**Aim of the exercise**
From the entries below, copy every line where the string "mass" appears.

[start Dataset extract]

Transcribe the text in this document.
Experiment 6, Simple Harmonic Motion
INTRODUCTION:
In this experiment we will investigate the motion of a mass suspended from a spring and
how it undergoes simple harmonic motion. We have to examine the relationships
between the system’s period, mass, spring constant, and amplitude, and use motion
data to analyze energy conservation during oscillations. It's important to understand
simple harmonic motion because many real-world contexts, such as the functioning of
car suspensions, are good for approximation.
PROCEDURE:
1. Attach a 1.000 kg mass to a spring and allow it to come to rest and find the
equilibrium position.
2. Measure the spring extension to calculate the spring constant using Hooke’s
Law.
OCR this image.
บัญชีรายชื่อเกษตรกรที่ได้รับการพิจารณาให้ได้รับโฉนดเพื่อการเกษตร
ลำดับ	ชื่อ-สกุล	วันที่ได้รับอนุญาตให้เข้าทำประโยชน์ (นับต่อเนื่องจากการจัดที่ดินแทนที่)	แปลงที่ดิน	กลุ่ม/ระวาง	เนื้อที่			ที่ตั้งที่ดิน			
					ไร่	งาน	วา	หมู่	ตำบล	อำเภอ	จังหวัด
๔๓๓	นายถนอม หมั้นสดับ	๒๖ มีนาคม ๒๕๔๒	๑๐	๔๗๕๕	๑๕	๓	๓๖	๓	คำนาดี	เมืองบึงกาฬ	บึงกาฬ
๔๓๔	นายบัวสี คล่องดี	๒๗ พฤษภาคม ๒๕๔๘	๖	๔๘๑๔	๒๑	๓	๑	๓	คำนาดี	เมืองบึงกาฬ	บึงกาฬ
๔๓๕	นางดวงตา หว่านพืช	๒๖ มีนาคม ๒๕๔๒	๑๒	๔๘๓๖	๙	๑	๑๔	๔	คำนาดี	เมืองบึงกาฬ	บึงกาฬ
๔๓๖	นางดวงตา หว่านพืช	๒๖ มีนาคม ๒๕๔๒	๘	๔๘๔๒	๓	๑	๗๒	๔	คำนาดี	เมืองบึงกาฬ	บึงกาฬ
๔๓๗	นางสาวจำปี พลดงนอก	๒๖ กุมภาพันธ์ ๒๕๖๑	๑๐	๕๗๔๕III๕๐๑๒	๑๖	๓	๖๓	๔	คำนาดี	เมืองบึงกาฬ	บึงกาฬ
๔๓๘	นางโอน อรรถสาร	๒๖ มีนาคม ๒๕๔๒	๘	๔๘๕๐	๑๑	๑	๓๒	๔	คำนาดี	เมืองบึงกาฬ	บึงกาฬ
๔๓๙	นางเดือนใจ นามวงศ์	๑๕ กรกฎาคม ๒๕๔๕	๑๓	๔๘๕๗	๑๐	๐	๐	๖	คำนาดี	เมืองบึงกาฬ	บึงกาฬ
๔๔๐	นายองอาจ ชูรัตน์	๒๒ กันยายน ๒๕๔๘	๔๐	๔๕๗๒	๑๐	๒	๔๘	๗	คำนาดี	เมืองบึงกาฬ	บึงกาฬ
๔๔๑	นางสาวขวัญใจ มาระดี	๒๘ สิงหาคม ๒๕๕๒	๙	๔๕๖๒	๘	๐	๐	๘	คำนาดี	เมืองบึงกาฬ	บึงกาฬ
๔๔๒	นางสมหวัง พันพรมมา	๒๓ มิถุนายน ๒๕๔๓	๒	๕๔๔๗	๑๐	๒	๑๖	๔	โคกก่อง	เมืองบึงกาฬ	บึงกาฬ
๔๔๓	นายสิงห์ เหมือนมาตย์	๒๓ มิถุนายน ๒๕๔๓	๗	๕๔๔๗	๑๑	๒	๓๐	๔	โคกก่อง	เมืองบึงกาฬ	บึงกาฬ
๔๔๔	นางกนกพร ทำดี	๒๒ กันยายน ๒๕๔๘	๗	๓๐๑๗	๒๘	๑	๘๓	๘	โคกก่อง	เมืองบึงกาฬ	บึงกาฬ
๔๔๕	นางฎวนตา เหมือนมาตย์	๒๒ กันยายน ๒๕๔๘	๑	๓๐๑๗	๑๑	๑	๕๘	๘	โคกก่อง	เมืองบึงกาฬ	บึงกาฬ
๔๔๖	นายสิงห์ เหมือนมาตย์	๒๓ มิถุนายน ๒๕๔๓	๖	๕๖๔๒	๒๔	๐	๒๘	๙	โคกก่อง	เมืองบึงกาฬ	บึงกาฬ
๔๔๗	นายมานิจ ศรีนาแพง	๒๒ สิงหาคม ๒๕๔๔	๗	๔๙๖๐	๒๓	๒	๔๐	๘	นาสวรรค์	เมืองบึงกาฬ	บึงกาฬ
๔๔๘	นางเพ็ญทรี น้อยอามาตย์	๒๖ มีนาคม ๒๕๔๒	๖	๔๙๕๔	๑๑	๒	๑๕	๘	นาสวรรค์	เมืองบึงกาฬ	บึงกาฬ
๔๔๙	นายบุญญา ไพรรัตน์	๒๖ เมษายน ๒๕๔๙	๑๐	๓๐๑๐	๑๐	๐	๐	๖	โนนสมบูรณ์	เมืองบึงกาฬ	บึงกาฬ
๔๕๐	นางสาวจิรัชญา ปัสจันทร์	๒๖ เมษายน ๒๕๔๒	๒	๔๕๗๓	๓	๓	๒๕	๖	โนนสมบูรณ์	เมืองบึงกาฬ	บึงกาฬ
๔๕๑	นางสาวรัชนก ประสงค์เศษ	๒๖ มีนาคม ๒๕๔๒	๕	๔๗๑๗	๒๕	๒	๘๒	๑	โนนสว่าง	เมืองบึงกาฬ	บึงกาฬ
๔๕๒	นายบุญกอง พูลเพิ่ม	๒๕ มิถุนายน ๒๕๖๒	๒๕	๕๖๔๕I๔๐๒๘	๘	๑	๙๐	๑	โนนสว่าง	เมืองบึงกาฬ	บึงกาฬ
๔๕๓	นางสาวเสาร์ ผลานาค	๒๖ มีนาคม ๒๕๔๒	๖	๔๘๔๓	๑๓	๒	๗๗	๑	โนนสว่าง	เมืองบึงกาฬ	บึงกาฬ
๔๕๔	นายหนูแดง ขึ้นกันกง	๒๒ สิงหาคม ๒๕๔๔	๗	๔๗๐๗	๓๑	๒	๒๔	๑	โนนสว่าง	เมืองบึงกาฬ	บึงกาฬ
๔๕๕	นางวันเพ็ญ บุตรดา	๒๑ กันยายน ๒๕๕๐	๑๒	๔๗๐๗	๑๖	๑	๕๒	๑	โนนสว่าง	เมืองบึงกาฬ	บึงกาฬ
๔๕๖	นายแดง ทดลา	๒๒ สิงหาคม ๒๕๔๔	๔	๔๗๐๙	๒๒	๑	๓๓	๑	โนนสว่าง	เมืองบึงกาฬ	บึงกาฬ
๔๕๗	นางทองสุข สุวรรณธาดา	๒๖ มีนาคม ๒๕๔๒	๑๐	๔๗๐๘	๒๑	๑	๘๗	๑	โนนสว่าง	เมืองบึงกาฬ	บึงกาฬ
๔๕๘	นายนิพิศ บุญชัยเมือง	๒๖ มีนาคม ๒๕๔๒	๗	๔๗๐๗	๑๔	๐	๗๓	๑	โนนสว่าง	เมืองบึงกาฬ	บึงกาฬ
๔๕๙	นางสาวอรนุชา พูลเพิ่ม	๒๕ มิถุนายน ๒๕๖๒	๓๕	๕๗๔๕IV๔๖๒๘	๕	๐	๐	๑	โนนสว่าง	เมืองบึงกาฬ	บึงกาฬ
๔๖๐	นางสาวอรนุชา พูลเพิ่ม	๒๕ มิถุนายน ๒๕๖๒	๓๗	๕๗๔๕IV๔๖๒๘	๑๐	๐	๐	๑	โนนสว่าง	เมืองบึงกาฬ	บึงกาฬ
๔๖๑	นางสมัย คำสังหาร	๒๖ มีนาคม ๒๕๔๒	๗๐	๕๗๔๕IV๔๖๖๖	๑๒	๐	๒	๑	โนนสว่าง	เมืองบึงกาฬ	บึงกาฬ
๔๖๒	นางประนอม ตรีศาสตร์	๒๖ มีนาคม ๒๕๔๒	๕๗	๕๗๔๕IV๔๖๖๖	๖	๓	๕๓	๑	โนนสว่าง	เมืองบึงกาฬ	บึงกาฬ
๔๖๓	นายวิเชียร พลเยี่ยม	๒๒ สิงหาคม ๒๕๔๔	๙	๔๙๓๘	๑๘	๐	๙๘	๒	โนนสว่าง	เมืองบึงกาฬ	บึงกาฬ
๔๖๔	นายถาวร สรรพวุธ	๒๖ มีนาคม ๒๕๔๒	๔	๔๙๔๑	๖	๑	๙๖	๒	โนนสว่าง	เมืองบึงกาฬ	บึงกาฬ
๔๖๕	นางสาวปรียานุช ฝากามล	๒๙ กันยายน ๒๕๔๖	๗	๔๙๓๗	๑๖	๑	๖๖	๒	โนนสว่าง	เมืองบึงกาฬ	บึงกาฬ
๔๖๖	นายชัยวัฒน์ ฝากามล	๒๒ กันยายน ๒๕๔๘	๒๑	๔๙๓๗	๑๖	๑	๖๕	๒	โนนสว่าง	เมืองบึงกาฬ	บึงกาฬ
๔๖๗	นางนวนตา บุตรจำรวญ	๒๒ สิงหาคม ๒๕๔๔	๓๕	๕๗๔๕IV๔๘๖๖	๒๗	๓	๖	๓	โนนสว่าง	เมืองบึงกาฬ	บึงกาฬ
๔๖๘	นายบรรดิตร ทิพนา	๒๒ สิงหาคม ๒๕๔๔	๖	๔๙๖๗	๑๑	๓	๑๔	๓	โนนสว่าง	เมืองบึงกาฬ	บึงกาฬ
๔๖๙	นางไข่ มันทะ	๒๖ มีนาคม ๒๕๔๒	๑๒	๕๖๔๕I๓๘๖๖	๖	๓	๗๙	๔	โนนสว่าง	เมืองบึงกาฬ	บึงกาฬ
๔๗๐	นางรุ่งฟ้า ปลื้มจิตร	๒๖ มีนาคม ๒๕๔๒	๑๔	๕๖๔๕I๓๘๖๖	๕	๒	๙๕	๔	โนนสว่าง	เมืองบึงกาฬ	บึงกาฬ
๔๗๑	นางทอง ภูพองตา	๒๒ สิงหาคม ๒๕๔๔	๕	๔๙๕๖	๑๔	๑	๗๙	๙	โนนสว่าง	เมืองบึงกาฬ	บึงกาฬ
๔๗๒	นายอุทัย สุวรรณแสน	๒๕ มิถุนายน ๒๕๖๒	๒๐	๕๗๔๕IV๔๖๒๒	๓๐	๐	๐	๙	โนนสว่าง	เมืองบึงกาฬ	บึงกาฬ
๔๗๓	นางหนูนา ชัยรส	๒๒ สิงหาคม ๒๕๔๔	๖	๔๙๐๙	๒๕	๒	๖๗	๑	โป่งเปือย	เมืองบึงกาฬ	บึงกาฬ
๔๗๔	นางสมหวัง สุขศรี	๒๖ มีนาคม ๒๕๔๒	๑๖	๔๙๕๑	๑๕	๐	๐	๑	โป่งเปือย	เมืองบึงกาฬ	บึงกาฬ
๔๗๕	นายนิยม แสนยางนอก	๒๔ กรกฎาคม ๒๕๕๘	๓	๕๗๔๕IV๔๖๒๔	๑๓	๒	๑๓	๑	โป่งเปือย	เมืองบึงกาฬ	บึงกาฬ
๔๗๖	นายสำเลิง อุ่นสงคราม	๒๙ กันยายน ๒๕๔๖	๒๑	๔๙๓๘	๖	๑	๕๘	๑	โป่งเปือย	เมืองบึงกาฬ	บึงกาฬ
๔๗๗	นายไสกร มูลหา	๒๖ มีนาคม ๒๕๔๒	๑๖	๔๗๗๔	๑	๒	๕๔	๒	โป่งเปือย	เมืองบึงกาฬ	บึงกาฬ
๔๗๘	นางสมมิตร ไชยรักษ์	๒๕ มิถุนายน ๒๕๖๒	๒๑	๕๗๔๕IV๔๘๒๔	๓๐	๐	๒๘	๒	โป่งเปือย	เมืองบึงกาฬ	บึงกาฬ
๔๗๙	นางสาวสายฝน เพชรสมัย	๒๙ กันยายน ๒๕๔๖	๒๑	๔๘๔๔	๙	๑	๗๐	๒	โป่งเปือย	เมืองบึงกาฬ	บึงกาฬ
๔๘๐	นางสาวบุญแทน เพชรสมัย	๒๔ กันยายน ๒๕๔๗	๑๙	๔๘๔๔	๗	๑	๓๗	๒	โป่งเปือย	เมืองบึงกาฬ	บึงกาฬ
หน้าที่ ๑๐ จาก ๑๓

[end Dataset extract]

**Problem solution**
In this experiment we will investigate the motion of a mass suspended from a spring and
between the system’s period, mass, spring constant, and amplitude, and use motion
1. Attach a 1.000 kg mass to a spring and allow it to come to rest and find the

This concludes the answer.